┏━━

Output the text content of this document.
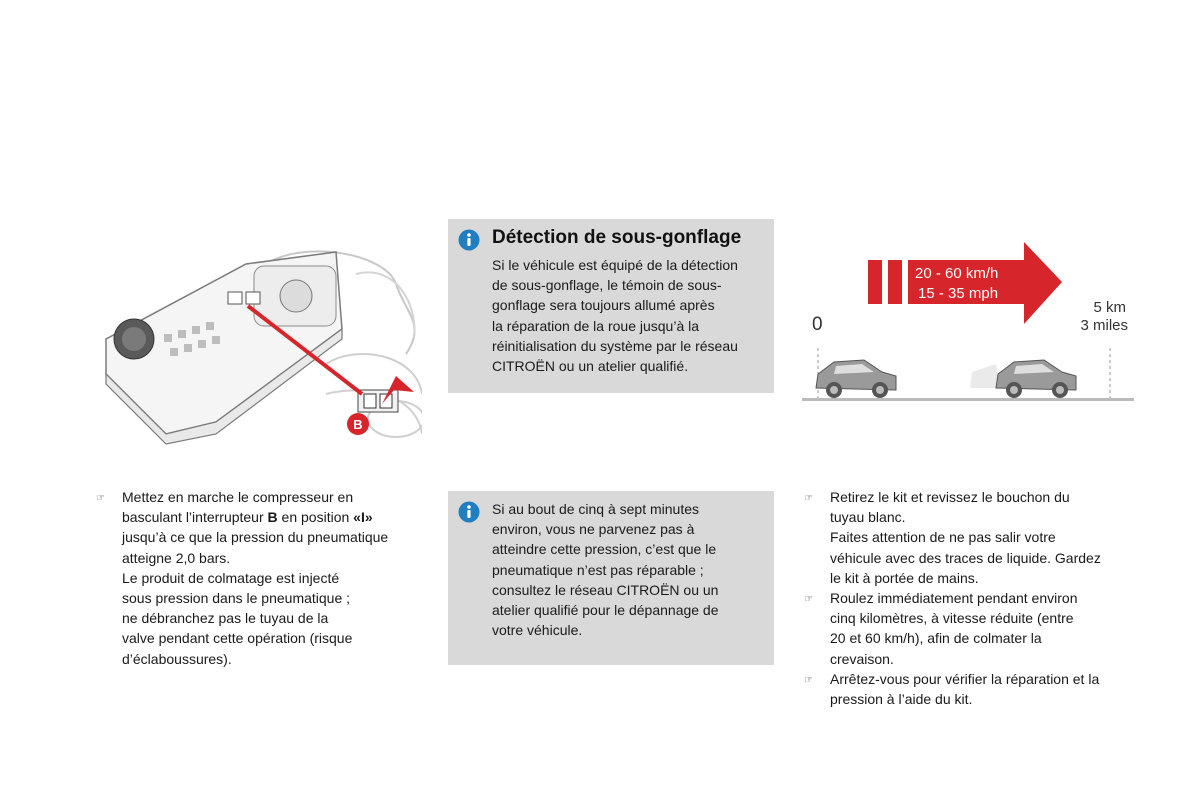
B
Détection de sous-gonflage
Si le véhicule est équipé de la détection
de sous-gonflage, le témoin de sous-
gonflage sera toujours allumé après
la réparation de la roue jusqu’à la
réinitialisation du système par le réseau
CITROËN ou un atelier qualifié.
20 - 60 km/h
15 - 35 mph
0
5 km
3 miles
☞ Mettez en marche le compresseur en
basculant l’interrupteur B en position «I»
jusqu’à ce que la pression du pneumatique
atteigne 2,0 bars.
Le produit de colmatage est injecté
sous pression dans le pneumatique ;
ne débranchez pas le tuyau de la
valve pendant cette opération (risque
d’éclaboussures).
Si au bout de cinq à sept minutes
environ, vous ne parvenez pas à
atteindre cette pression, c’est que le
pneumatique n’est pas réparable ;
consultez le réseau CITROËN ou un
atelier qualifié pour le dépannage de
votre véhicule.
☞ Retirez le kit et revissez le bouchon du
tuyau blanc.
Faites attention de ne pas salir votre
véhicule avec des traces de liquide. Gardez
le kit à portée de mains.
☞ Roulez immédiatement pendant environ
cinq kilomètres, à vitesse réduite (entre
20 et 60 km/h), afin de colmater la
crevaison.
☞ Arrêtez-vous pour vérifier la réparation et la
pression à l’aide du kit.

┗━━

> Task instructions
Quote every record above exactly, leaving out the pictures.

> Answer
Output the text content of this document.
B
Détection de sous-gonflage
Si le véhicule est équipé de la détection
de sous-gonflage, le témoin de sous-
gonflage sera toujours allumé après
la réparation de la roue jusqu’à la
réinitialisation du système par le réseau
CITROËN ou un atelier qualifié.
20 - 60 km/h
15 - 35 mph
0
5 km
3 miles
☞ Mettez en marche le compresseur en
basculant l’interrupteur B en position «I»
jusqu’à ce que la pression du pneumatique
atteigne 2,0 bars.
Le produit de colmatage est injecté
sous pression dans le pneumatique ;
ne débranchez pas le tuyau de la
valve pendant cette opération (risque
d’éclaboussures).
Si au bout de cinq à sept minutes
environ, vous ne parvenez pas à
atteindre cette pression, c’est que le
pneumatique n’est pas réparable ;
consultez le réseau CITROËN ou un
atelier qualifié pour le dépannage de
votre véhicule.
☞ Retirez le kit et revissez le bouchon du
tuyau blanc.
Faites attention de ne pas salir votre
véhicule avec des traces de liquide. Gardez
le kit à portée de mains.
☞ Roulez immédiatement pendant environ
cinq kilomètres, à vitesse réduite (entre
20 et 60 km/h), afin de colmater la
crevaison.
☞ Arrêtez-vous pour vérifier la réparation et la
pression à l’aide du kit.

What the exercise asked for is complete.